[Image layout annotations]

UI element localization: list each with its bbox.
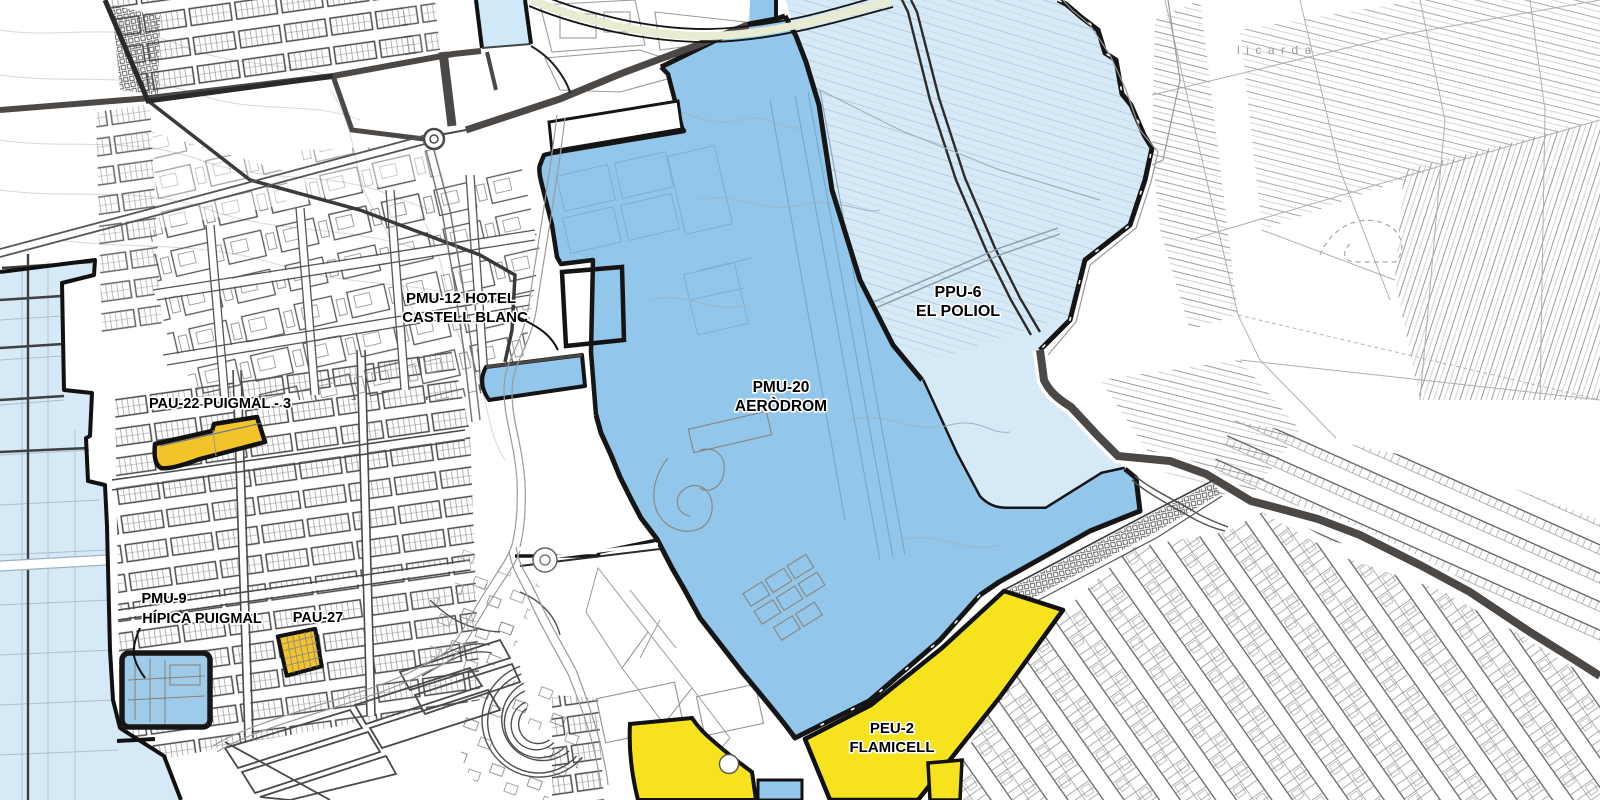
svg-text:PAU-27: PAU-27 bbox=[293, 610, 344, 626]
svg-text:AERÒDROM: AERÒDROM bbox=[735, 397, 827, 415]
svg-text:PMU-9: PMU-9 bbox=[141, 591, 186, 607]
svg-text:licarda: licarda bbox=[1237, 43, 1318, 57]
svg-text:PEU-2: PEU-2 bbox=[870, 720, 914, 737]
svg-text:PPU-6: PPU-6 bbox=[934, 284, 981, 301]
svg-text:PMU-20: PMU-20 bbox=[753, 379, 810, 396]
svg-text:CASTELL BLANC: CASTELL BLANC bbox=[402, 309, 528, 326]
svg-text:PAU-22 PUIGMAL - 3: PAU-22 PUIGMAL - 3 bbox=[149, 396, 291, 412]
svg-text:HÍPICA PUIGMAL: HÍPICA PUIGMAL bbox=[142, 610, 262, 627]
svg-text:FLAMICELL: FLAMICELL bbox=[850, 739, 935, 756]
svg-text:PMU-12 HOTEL: PMU-12 HOTEL bbox=[406, 290, 516, 307]
svg-text:EL POLIOL: EL POLIOL bbox=[916, 303, 1000, 320]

TO BE DONE:
Copy all of the records above, substituting "box" for every occurrence of "bbox" and keeping everything else the same. Leave the pictures out of your copy.

TASK OUTPUT:
UI element localization: list each with its box.
svg-text:PAU-27: PAU-27 box=[293, 610, 344, 626]
svg-text:AERÒDROM: AERÒDROM box=[735, 397, 827, 415]
svg-text:PMU-9: PMU-9 box=[141, 591, 186, 607]
svg-text:licarda: licarda box=[1237, 43, 1318, 57]
svg-text:PEU-2: PEU-2 box=[870, 720, 914, 737]
svg-text:PPU-6: PPU-6 box=[934, 284, 981, 301]
svg-text:PMU-20: PMU-20 box=[753, 379, 810, 396]
svg-text:CASTELL BLANC: CASTELL BLANC box=[402, 309, 528, 326]
svg-text:PAU-22 PUIGMAL - 3: PAU-22 PUIGMAL - 3 box=[149, 396, 291, 412]
svg-text:HÍPICA PUIGMAL: HÍPICA PUIGMAL box=[142, 610, 262, 627]
svg-text:FLAMICELL: FLAMICELL box=[850, 739, 935, 756]
svg-text:PMU-12 HOTEL: PMU-12 HOTEL box=[406, 290, 516, 307]
svg-text:EL POLIOL: EL POLIOL box=[916, 303, 1000, 320]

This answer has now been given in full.